#### [The data]
Start

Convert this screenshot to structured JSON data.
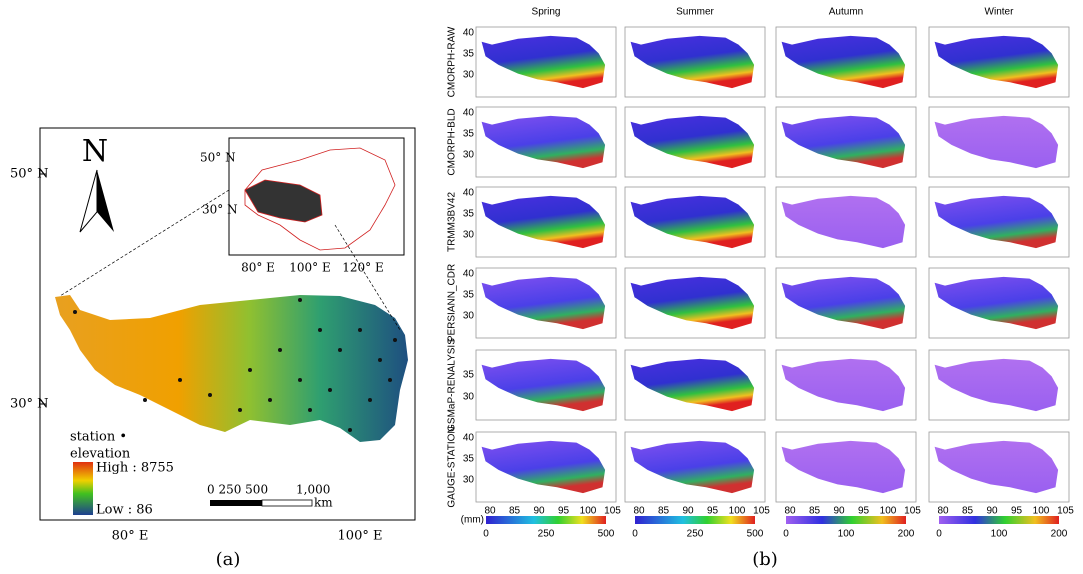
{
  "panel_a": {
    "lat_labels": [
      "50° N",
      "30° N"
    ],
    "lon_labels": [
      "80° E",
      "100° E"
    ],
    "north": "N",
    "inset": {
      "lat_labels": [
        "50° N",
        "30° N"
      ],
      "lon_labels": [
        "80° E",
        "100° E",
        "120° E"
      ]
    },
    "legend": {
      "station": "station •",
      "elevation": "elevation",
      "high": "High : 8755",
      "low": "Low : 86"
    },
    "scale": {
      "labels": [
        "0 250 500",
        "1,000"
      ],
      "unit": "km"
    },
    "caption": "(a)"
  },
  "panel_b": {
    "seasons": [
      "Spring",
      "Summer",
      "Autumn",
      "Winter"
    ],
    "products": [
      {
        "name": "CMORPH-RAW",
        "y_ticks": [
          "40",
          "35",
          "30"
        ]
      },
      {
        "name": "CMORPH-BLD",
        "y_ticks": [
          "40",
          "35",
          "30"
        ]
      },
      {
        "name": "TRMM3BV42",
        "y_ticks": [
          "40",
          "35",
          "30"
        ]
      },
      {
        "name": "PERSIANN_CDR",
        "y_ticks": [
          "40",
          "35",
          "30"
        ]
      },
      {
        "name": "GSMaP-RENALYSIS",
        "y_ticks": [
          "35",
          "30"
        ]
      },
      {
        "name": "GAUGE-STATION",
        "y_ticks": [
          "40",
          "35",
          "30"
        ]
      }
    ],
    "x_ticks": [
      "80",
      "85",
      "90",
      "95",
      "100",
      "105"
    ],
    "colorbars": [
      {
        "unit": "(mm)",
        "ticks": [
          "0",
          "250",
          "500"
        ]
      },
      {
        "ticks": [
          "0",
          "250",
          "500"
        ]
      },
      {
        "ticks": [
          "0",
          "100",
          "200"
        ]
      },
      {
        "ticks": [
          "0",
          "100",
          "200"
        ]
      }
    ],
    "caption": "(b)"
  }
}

End

#### [Short task]
Sift the material for lines with the string "name". Copy each one found.

#### [Finished exercise]
        "name": "CMORPH-RAW",
        "name": "CMORPH-BLD",
        "name": "TRMM3BV42",
        "name": "PERSIANN_CDR",
        "name": "GSMaP-RENALYSIS",
        "name": "GAUGE-STATION",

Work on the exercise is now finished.